## [JOB]
Check each line of the material below, and copy it if it holds the string "values".

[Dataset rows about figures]
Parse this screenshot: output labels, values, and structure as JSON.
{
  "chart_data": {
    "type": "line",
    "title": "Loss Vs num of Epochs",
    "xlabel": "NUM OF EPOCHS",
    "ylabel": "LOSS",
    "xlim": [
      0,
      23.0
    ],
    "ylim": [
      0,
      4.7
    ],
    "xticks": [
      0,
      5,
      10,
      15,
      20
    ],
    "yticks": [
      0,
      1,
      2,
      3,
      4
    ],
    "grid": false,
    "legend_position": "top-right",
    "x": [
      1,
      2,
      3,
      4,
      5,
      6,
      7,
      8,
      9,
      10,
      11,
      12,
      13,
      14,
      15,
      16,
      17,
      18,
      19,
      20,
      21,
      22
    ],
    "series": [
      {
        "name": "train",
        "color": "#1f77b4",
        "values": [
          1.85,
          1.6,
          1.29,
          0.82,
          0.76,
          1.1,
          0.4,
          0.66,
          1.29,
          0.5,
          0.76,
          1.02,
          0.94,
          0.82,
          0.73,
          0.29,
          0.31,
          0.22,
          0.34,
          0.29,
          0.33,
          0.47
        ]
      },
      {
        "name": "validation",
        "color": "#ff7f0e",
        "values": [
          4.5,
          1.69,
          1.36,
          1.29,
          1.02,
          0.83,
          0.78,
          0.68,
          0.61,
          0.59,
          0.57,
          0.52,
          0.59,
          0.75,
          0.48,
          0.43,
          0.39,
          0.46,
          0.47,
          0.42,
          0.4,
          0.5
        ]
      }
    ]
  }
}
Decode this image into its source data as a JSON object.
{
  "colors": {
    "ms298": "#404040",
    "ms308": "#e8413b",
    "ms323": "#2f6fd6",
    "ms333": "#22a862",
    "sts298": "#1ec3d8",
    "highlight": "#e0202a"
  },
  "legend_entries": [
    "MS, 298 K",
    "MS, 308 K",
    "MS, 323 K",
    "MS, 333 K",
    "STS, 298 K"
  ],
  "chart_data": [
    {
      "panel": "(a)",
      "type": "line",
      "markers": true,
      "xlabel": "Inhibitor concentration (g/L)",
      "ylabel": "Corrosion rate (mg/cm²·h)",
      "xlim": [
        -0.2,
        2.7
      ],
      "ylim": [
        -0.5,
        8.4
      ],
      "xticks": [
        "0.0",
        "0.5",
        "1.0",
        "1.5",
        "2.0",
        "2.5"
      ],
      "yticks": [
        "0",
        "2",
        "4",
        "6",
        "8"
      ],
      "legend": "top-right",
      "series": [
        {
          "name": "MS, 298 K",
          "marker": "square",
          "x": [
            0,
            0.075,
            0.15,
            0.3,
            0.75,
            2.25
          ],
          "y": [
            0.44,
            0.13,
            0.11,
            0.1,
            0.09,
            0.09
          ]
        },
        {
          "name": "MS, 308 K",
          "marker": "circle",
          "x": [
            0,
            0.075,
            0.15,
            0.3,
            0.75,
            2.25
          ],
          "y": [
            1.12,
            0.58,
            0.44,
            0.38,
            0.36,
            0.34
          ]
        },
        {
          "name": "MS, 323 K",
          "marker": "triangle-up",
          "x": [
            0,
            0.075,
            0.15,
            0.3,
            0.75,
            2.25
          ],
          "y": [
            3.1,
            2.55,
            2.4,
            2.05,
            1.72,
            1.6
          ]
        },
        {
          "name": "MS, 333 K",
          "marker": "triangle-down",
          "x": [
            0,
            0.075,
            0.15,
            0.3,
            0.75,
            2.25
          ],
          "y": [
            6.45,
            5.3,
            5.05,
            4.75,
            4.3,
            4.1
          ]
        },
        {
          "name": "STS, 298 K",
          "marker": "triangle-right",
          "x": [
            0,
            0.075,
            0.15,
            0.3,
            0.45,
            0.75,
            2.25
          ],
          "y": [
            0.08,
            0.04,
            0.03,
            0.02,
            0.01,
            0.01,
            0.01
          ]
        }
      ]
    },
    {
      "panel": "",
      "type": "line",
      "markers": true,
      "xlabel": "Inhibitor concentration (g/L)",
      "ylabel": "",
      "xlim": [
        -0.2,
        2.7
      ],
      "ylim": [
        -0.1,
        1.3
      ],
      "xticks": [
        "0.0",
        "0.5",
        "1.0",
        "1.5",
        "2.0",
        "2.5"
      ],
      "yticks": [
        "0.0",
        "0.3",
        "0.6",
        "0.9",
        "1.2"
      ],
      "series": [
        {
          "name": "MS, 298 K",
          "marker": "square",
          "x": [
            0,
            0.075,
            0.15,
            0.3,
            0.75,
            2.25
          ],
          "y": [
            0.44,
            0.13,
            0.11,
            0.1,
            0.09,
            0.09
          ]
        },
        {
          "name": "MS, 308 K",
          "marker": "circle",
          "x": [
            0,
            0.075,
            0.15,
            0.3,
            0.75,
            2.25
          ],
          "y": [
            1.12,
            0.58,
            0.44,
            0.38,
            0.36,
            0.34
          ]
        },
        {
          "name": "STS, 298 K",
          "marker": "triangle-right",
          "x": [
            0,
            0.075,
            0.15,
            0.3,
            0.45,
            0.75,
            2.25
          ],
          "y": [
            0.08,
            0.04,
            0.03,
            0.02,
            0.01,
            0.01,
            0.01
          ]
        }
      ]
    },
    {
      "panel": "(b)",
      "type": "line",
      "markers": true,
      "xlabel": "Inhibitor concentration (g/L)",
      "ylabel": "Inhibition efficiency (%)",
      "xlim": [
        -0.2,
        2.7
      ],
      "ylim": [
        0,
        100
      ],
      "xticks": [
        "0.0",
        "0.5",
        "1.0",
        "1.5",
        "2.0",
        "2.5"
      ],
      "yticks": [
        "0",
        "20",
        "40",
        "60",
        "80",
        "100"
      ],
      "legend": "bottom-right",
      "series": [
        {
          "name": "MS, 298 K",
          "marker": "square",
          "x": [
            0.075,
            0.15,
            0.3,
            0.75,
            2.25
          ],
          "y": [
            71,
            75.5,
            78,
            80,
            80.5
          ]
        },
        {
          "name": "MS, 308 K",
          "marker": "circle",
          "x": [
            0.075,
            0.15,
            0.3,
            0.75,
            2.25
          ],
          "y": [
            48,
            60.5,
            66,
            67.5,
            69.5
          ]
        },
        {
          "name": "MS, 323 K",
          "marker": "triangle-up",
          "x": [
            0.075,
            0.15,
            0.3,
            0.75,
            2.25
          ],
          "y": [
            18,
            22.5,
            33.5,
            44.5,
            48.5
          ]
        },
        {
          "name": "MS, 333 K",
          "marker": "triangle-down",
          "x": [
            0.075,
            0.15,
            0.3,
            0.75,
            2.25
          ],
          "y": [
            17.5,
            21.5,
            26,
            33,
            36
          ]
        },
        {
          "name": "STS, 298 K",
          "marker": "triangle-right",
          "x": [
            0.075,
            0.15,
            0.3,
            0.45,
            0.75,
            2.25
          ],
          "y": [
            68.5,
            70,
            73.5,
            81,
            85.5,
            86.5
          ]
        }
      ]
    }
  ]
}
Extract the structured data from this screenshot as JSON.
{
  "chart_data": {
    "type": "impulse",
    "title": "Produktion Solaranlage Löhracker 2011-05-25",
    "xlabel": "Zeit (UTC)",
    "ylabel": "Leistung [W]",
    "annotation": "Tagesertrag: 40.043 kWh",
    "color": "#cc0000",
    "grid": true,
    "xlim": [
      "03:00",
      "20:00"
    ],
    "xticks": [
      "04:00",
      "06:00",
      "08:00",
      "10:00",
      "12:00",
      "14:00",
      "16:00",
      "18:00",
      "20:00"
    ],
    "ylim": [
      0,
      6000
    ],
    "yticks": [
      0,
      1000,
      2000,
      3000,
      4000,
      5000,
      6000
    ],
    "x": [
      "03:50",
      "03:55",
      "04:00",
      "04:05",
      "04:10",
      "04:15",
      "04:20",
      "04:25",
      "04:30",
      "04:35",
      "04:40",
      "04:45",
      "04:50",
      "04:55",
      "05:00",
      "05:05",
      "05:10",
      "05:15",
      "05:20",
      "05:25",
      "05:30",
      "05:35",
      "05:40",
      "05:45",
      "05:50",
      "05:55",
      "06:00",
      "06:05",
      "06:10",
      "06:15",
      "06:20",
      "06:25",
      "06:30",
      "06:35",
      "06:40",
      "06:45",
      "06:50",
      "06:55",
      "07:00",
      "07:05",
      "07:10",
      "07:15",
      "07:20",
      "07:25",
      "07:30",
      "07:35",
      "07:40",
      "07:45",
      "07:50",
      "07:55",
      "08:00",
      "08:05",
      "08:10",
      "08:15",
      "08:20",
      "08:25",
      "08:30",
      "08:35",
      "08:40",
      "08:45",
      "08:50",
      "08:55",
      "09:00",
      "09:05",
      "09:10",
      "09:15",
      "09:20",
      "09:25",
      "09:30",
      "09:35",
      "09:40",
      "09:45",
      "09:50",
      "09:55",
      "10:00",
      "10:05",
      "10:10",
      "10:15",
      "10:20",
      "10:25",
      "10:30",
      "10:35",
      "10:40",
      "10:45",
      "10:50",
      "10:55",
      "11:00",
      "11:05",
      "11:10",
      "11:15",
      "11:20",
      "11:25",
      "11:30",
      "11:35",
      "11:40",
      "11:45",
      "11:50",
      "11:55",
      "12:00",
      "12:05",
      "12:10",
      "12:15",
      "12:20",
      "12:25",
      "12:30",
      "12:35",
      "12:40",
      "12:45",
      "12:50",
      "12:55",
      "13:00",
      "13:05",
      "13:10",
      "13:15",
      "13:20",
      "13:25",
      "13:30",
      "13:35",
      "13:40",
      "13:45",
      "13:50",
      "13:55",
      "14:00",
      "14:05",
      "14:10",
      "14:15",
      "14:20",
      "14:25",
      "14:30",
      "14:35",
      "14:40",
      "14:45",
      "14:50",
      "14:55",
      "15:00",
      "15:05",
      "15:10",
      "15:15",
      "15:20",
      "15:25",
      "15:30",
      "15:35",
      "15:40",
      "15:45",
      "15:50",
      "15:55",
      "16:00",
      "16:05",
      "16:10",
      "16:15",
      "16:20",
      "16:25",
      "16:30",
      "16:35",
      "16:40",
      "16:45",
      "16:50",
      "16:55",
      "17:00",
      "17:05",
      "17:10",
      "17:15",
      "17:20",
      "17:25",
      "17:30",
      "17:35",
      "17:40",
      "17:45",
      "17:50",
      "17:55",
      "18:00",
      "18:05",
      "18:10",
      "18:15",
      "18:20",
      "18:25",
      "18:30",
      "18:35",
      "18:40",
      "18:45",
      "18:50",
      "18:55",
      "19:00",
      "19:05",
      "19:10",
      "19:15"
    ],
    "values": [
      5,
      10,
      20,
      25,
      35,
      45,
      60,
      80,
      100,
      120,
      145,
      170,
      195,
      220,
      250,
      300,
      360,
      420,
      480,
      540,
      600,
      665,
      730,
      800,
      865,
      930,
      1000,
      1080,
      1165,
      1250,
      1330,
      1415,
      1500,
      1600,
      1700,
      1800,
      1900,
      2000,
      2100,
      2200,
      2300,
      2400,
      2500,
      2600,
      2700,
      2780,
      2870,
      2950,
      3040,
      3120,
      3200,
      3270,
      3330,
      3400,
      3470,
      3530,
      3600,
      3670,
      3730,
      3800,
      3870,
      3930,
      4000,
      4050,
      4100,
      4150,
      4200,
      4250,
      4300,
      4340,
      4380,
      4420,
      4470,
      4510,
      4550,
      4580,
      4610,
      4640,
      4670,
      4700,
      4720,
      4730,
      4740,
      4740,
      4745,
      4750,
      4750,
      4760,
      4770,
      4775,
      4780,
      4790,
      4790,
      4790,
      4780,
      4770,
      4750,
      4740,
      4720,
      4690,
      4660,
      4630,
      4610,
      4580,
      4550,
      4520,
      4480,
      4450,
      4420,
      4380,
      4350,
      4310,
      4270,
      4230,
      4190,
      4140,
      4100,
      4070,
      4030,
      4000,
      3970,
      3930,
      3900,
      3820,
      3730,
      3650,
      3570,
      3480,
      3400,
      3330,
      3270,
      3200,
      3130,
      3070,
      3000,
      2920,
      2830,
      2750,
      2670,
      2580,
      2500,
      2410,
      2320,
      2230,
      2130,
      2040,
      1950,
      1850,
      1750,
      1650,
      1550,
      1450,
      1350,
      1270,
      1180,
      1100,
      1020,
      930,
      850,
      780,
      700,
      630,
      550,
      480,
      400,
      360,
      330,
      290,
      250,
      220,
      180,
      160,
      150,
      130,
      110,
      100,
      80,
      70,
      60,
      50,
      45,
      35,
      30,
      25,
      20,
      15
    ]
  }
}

## [RESPONSE]
Parse this screenshot: output labels, values, and structure as JSON.
        "values": [
        "values": [
    "values": [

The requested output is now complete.